Dataset items »
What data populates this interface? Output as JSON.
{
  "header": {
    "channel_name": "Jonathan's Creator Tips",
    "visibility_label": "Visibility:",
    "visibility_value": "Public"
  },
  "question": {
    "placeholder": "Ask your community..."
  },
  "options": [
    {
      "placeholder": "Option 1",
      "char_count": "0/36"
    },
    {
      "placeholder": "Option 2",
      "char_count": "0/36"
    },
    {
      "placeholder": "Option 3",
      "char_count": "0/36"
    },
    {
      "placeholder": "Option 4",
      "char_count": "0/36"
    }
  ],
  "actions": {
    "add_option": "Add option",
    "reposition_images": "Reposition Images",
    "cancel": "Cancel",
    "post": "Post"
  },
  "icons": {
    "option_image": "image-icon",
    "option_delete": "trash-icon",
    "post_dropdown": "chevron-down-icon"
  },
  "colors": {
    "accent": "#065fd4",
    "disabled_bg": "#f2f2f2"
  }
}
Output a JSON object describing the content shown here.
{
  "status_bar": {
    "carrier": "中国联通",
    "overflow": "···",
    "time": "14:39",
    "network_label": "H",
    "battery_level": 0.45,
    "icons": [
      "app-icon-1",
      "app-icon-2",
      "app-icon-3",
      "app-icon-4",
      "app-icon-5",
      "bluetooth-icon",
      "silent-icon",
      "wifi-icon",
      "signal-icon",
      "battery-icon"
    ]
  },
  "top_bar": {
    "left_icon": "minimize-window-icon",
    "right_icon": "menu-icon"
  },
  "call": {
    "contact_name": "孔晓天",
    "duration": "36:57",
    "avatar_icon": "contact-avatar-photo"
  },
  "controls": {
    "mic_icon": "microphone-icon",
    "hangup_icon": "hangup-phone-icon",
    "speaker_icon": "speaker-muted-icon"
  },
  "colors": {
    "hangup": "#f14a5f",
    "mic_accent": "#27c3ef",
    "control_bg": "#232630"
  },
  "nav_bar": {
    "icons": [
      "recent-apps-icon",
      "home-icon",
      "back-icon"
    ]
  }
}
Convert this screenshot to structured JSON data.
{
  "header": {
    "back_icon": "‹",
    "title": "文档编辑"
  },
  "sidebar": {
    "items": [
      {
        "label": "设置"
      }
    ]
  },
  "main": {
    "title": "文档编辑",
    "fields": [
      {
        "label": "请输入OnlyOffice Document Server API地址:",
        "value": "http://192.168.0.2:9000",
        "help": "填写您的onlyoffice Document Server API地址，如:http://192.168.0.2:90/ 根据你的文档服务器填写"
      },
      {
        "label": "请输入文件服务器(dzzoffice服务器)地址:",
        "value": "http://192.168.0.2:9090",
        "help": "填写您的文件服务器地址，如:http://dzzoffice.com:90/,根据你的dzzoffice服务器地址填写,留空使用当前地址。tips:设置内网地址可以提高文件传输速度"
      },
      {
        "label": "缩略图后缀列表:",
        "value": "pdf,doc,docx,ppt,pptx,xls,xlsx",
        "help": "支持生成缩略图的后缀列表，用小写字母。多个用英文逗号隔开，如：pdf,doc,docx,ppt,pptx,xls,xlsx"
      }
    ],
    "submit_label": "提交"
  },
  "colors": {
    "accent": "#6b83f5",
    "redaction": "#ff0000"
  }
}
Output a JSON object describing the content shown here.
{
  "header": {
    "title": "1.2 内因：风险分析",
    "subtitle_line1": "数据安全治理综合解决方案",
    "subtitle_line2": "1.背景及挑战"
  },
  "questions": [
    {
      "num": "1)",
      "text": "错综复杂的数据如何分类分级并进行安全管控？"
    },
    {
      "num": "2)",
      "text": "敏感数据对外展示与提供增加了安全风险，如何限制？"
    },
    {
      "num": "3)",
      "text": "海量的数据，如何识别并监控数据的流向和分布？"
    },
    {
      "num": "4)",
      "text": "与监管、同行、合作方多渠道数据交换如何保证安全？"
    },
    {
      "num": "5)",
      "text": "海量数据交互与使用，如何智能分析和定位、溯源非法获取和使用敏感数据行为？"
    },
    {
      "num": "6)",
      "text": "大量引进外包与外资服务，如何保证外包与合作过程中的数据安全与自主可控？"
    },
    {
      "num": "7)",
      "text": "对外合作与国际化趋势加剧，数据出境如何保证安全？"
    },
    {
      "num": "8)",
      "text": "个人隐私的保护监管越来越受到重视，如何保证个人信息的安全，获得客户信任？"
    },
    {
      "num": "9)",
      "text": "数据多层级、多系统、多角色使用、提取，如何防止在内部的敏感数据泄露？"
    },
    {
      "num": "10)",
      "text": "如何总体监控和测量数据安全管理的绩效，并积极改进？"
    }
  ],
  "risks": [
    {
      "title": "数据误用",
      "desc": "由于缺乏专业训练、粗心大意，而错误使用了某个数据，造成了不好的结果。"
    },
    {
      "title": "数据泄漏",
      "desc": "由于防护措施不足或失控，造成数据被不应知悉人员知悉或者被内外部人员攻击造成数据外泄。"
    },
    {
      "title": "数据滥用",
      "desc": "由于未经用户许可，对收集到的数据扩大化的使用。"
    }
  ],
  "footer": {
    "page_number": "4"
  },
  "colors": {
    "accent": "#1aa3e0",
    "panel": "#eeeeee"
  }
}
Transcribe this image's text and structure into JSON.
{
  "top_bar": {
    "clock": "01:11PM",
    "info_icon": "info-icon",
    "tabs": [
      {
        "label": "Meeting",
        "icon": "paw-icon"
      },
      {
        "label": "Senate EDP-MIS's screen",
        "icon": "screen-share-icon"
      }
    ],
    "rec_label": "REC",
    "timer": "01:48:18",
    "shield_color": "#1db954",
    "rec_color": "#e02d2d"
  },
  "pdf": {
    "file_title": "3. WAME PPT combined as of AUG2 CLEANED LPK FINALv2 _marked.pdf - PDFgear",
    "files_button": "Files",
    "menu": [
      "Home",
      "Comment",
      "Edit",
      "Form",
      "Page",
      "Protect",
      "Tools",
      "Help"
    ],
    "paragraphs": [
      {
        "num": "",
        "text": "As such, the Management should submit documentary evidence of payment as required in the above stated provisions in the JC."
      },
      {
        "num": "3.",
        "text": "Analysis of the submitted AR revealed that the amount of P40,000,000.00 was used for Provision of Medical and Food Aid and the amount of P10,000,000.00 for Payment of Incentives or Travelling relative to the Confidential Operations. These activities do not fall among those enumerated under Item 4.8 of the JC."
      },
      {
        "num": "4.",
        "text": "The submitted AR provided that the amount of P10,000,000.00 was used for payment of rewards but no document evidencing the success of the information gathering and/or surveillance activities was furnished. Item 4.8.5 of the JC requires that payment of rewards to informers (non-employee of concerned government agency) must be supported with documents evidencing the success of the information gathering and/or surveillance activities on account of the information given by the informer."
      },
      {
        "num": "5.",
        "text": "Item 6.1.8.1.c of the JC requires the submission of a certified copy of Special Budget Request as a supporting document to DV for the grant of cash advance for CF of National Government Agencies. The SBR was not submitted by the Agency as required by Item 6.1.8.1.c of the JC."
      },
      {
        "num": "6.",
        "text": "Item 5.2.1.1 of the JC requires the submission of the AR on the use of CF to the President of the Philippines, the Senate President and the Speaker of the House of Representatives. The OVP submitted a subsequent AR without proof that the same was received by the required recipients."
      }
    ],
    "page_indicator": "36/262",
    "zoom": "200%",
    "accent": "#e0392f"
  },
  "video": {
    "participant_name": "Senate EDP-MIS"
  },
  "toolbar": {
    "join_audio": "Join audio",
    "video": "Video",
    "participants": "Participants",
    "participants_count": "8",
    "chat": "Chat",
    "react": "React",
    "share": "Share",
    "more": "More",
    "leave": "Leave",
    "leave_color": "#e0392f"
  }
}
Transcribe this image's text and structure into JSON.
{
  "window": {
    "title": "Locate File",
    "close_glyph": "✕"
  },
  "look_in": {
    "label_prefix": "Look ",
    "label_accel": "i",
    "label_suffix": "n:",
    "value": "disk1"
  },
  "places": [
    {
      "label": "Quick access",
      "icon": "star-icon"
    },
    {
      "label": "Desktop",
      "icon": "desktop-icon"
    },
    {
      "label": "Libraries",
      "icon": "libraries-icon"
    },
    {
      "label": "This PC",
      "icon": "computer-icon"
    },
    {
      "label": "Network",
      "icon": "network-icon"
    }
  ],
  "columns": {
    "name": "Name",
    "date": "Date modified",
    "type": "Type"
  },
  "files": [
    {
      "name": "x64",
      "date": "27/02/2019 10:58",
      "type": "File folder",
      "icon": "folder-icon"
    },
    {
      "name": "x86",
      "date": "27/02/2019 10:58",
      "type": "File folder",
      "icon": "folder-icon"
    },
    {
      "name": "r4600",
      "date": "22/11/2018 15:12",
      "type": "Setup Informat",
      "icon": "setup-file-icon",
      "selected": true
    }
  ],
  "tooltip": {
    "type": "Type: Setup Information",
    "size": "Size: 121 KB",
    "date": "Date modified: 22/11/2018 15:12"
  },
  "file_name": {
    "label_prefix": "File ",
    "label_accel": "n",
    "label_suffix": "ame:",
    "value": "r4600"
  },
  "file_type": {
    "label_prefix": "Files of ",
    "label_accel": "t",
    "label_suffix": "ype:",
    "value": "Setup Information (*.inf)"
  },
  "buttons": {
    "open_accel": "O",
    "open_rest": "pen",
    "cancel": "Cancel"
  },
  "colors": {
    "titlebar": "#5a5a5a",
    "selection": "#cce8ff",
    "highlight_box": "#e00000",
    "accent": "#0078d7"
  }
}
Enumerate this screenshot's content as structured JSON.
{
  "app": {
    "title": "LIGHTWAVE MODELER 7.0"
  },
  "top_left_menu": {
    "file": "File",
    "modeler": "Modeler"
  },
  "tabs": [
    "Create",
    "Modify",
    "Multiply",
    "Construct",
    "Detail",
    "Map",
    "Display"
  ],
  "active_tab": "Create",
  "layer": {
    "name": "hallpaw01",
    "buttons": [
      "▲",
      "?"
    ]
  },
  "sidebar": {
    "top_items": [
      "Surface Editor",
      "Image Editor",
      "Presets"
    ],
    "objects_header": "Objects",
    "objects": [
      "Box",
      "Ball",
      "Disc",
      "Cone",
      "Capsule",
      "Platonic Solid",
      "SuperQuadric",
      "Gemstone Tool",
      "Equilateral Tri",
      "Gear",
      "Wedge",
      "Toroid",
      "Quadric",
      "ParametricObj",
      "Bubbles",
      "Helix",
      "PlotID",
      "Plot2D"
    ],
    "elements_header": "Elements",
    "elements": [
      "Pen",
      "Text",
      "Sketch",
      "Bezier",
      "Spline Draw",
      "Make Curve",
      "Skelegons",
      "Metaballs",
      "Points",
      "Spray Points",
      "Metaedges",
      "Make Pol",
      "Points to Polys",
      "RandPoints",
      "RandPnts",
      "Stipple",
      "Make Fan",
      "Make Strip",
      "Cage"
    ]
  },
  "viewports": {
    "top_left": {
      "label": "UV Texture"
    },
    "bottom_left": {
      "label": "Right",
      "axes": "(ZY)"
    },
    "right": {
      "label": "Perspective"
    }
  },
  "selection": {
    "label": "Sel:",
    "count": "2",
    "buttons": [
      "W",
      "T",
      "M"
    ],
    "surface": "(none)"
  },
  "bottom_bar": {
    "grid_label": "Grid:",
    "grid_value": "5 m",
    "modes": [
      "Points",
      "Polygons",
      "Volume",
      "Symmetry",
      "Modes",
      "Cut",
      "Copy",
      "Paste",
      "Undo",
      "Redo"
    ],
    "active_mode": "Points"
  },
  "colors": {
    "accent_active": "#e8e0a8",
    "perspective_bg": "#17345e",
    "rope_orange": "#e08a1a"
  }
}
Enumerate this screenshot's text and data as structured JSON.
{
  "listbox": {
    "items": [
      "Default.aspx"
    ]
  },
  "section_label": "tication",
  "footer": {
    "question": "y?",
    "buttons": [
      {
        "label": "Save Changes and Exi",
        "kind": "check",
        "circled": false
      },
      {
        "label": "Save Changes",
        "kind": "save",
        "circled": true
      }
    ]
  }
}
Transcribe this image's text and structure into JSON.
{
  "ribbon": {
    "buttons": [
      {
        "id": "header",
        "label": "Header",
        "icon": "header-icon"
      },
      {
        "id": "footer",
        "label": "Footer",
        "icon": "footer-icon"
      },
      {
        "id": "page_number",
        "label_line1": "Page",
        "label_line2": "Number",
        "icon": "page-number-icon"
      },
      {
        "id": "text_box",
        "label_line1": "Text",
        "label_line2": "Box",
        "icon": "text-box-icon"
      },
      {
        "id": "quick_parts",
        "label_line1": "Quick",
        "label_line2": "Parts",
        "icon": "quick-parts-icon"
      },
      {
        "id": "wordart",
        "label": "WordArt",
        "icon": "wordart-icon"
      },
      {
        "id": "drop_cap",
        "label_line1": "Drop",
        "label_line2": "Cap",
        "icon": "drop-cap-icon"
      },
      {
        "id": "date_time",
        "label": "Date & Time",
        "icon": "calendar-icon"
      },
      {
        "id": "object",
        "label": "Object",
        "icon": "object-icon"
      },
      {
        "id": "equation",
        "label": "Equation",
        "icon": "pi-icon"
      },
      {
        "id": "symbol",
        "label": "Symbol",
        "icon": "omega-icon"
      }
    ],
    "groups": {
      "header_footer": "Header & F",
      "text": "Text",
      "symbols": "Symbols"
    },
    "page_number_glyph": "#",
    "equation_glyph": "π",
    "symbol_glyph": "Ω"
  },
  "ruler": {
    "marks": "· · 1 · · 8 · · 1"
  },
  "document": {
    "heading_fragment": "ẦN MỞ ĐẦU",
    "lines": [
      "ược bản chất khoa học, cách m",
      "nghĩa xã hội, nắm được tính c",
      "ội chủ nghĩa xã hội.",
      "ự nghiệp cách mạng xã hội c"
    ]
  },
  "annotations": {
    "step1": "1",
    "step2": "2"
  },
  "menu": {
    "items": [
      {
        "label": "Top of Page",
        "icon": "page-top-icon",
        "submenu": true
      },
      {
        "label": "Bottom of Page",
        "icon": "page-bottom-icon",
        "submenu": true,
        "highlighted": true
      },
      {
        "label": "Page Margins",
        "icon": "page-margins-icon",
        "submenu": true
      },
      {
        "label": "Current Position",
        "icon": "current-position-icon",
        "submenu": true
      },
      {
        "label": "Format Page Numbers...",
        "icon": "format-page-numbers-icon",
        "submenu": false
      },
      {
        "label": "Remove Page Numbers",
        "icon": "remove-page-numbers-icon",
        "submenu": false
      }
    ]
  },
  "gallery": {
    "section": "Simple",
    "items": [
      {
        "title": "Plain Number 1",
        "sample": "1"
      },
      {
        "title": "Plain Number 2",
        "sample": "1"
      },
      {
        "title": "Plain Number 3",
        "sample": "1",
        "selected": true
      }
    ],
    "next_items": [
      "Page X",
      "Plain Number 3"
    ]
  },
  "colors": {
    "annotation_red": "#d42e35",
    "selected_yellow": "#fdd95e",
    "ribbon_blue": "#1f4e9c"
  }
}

WHAT IS BEING ASKED »
Extract each line holding the string "modified".

EXERCISE ANSWER »
    "date": "Date modified",
    "date": "Date modified: 22/11/2018 15:12"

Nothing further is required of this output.